■ Exercise description:
Could you reproduce the passage from the account of catechumen instruction in Andhra Pradesh, starting at "Both the penny" and ending at "old scholastic[ii] concepts."?

■ Document excerpt:
Early in 1974 Bishop Thumma Showry, then chairman of the Andhra Pradesh committee on catechetics, requested me to find a totally new approach to instructing adult catechumens. To explain the terminology of the time: catechising meant instructing someone about Christian faith and morals; the instructor was called a catechist; the persons being instructed in preparation for baptism were known as catechumens.
I was at the time lecturer of Scripture at St John’s Major Seminary and director of planning at Amruthavani Communication Centre, Hyderabad. In the ten dioceses of Andhra Pradesh an average of 20.000 adult catechumens entered instruction every year. The Bishop, who was himself actively involved in giving instructions, had found the current programme highly unsatisfactory.
“Father”, he asked me. “You understand communication. Our present instruction of catechumens doesn’t work. What can we do about it?”
To understand the situation, it may be worthwhile to briefly sketch the system as it then prevailed. Take a village like Kavuluru in Krishna District which hosted a population of 3000. Once a group of Hindus in a particular village such as Kavuluru had expressed their desire to become Christians and proved their determination in concrete ways (for instance, by providing land for a community prayer hut), the parish priest would appoint a catechist to that village for a number of years. The catechist would visit the village two or three times a week and, in the evening after work, call the catechumens together for prayers and instruction.
Being normally poorly educated himself, the catechist would rely heavily on the penny catechism of ready-made questions and answers, with the standard catechist handbook for further explanations. His ultimate aim would be to make people learn some of the questions and answers by heart. He would also teach everyday prayers such as the Our Father, the Hail Mary, the Creed and the Glory be to the Father. The parish priest, who typically would have twenty or more outstations and catechumen villages on his hands, would drop in once or twice a month to supervise the instruction and supplement it with his own teaching. During the final months before baptism the priest would come more frequently, examine the people regarding their knowledge and prepare them for receiving the sacrament.
Teaching philosophy?
Both the penny catechism and the catechists’ handbook were straightforward translations in Telugu of French books imported by missionaries one hundred years earlier.[i] The book failed in many respects. Its scholastic treatment of Christian doctrine, which may have had its use in post-Reformation Europe, was completely out of place in the Indian context. Much of the instruction consisted in explaining new terminology specially coined to accommodate the old scholastic[ii] concepts.

■ Stored rows:
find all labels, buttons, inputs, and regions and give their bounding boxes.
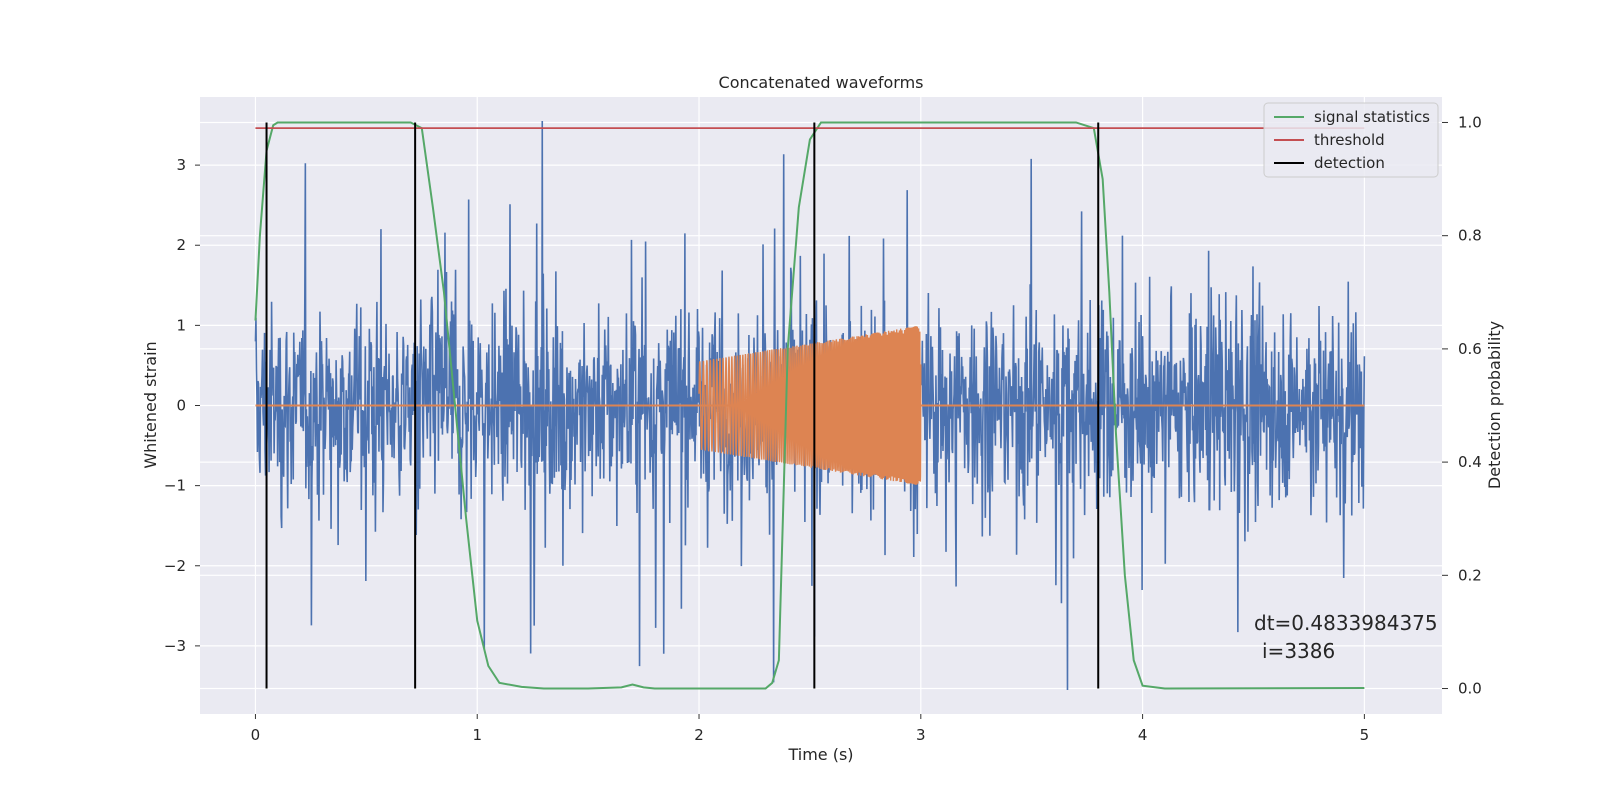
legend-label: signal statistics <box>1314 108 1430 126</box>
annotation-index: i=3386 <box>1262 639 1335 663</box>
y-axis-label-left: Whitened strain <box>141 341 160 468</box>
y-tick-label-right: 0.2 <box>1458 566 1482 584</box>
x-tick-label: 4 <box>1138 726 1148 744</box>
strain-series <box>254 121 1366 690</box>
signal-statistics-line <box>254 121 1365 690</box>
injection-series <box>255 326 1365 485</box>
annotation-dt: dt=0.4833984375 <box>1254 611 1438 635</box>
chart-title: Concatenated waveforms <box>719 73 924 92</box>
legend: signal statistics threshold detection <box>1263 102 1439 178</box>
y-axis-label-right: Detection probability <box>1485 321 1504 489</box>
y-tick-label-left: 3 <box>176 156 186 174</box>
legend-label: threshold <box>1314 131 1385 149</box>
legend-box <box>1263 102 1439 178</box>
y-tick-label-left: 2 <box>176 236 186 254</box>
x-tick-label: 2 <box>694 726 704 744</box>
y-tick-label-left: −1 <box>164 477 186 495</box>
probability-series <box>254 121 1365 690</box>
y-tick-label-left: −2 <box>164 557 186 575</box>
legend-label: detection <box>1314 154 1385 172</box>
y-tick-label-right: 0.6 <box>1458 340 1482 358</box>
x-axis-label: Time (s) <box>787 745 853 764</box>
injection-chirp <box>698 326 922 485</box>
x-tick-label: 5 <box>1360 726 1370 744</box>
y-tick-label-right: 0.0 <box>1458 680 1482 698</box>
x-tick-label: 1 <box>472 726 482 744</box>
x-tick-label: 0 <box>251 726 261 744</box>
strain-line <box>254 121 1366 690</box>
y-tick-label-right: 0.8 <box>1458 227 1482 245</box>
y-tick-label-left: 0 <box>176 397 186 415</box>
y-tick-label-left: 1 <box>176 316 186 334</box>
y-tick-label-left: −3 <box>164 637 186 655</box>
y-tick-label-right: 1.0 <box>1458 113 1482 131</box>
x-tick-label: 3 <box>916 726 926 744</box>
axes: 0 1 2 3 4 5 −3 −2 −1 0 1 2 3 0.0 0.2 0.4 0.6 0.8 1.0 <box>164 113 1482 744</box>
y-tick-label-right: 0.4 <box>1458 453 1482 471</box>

■ Reply to the task:
Both the penny catechism and the catechists’ handbook were straightforward translations in Telugu of French books imported by missionaries one hundred years earlier.[i] The book failed in many respects. Its scholastic treatment of Christian doctrine, which may have had its use in post-Reformation Europe, was completely out of place in the Indian context. Much of the instruction consisted in explaining new terminology specially coined to accommodate the old scholastic[ii] concepts.